AVAILABLE DATA
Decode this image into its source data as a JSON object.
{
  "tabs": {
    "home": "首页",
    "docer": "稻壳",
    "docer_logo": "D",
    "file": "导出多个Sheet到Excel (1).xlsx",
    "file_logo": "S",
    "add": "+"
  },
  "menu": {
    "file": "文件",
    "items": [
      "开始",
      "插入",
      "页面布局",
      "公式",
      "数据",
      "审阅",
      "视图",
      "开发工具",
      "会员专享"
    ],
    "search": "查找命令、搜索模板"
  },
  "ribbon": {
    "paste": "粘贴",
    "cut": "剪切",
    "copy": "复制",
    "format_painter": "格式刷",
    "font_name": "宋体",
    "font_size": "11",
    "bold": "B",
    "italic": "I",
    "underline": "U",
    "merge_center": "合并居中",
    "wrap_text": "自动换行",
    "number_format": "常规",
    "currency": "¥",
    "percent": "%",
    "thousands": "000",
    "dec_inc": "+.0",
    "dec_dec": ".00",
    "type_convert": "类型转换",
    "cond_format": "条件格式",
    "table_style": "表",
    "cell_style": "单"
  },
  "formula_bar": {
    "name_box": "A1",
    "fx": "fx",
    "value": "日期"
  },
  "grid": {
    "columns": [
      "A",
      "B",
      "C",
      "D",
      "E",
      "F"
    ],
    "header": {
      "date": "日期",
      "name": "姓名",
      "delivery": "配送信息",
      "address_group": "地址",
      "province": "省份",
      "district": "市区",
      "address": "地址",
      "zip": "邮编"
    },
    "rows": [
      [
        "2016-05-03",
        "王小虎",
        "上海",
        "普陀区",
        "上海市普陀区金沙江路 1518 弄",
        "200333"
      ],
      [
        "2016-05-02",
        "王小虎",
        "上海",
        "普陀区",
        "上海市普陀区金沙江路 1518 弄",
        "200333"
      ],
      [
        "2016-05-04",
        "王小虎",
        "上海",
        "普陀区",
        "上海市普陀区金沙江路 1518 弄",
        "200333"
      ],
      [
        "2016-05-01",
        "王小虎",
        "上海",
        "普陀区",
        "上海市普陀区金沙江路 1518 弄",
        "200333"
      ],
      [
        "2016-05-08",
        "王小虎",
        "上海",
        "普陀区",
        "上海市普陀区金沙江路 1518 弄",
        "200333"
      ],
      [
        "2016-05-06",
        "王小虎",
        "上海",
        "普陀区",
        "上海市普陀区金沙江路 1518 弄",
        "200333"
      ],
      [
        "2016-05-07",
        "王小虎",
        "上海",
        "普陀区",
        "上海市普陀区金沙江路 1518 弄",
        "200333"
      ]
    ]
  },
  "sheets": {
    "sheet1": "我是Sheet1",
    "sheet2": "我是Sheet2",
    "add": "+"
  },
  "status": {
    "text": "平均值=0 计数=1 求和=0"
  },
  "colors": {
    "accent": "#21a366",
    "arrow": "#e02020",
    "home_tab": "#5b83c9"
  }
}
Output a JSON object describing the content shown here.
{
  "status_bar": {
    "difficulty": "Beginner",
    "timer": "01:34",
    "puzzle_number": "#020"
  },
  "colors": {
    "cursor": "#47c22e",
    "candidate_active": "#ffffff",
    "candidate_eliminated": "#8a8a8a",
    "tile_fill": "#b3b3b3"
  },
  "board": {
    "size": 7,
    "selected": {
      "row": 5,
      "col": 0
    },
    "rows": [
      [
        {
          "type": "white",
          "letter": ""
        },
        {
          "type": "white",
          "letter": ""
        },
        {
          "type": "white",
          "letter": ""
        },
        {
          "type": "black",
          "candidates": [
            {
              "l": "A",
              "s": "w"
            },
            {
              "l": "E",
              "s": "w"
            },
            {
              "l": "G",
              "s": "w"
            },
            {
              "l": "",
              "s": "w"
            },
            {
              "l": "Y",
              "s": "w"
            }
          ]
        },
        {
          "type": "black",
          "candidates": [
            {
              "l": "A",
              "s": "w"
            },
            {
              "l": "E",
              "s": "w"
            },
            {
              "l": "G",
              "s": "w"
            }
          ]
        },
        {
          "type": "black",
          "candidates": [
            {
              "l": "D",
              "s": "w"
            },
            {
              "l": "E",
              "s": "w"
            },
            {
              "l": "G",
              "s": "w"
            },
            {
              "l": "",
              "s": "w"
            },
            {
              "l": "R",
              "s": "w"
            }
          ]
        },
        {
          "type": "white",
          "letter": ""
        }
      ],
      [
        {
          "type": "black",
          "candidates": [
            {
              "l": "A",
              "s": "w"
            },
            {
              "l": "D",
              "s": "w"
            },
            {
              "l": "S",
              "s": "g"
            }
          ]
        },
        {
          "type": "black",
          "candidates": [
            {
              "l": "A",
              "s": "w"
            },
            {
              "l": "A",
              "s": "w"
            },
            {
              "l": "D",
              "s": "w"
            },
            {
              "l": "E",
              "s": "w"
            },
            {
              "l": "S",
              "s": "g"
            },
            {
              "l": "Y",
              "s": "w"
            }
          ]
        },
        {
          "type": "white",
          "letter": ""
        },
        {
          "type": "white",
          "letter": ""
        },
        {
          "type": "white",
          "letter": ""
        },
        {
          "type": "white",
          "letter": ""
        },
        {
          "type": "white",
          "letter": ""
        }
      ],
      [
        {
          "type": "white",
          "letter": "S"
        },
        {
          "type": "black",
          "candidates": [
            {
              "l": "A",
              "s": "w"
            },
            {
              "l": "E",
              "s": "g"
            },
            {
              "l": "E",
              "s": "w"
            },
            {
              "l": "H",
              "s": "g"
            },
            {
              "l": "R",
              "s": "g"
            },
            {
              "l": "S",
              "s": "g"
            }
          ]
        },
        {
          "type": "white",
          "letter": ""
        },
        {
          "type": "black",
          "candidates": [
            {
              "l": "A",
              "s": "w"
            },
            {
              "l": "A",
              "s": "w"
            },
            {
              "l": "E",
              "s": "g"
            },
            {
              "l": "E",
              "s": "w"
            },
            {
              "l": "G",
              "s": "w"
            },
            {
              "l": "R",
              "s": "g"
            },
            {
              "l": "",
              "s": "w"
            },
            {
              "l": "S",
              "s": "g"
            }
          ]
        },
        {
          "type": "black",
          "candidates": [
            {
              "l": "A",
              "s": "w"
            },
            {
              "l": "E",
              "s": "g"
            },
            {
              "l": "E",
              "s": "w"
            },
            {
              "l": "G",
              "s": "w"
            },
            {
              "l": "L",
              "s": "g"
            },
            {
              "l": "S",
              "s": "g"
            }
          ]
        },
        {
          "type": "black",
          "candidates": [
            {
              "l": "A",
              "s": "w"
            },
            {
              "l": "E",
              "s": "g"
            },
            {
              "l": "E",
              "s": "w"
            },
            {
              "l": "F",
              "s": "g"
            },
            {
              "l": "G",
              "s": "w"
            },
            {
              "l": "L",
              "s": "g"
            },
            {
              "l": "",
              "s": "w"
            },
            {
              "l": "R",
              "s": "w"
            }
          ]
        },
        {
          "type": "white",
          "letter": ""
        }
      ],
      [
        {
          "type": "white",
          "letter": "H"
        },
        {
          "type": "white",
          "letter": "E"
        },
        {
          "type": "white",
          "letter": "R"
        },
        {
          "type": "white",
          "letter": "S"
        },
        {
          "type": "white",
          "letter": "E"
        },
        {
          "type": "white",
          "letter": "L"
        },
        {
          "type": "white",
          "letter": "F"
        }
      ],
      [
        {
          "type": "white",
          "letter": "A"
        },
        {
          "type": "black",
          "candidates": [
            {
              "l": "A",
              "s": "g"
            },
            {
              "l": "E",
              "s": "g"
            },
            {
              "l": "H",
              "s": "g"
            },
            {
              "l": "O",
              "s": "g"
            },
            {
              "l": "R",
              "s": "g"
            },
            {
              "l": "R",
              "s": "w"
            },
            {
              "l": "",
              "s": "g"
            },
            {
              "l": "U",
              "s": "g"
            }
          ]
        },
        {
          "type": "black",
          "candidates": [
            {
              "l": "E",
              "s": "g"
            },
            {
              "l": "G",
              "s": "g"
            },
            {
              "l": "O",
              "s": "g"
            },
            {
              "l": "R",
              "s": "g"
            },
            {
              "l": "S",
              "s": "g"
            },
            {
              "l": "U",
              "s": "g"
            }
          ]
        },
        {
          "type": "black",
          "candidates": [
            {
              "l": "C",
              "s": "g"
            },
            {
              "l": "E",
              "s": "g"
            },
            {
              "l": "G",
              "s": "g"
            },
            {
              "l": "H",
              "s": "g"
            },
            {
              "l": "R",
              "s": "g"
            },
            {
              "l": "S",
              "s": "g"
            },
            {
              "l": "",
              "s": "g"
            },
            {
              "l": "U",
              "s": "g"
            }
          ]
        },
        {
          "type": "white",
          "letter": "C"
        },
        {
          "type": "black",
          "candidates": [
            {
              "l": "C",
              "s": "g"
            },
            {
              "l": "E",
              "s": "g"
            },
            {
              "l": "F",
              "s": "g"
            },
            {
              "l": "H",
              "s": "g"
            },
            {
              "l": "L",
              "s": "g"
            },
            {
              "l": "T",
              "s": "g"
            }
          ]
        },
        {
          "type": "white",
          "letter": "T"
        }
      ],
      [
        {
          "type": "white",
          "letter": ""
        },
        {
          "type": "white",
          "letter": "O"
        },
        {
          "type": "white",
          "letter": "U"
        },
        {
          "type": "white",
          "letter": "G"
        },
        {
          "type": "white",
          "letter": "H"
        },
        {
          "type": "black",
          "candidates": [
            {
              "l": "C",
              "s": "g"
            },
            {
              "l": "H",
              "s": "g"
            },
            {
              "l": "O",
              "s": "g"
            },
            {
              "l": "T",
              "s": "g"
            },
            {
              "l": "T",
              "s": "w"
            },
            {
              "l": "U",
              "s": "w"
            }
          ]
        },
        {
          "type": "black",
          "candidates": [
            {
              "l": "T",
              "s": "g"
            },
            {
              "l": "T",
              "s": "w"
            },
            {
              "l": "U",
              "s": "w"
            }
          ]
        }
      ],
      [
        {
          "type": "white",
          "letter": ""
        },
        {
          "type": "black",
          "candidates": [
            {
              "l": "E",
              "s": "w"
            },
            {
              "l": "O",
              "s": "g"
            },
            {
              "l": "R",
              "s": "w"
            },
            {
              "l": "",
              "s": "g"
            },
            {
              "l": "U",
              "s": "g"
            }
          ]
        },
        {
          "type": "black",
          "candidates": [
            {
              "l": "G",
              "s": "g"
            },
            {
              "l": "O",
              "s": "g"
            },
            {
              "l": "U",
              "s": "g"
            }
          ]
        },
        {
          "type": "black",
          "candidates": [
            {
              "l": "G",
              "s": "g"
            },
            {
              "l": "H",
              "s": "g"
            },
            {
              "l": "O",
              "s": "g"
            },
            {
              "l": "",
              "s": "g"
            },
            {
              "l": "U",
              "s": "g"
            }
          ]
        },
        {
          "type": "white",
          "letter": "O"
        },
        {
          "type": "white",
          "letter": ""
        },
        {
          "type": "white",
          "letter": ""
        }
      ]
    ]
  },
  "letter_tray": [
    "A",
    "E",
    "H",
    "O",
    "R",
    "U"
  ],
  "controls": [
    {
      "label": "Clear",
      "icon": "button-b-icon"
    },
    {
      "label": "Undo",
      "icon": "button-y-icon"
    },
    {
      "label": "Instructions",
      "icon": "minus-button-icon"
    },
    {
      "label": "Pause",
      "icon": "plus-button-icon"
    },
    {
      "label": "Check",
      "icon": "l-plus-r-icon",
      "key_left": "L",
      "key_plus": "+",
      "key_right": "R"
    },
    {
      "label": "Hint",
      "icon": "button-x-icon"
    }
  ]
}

TASK TO CARRY OUT
Lines containing the string "label" are to be selected and copied.

RESPONSE TO THIS TASK
      "label": "Clear",
      "label": "Undo",
      "label": "Instructions",
      "label": "Pause",
      "label": "Check",
      "label": "Hint",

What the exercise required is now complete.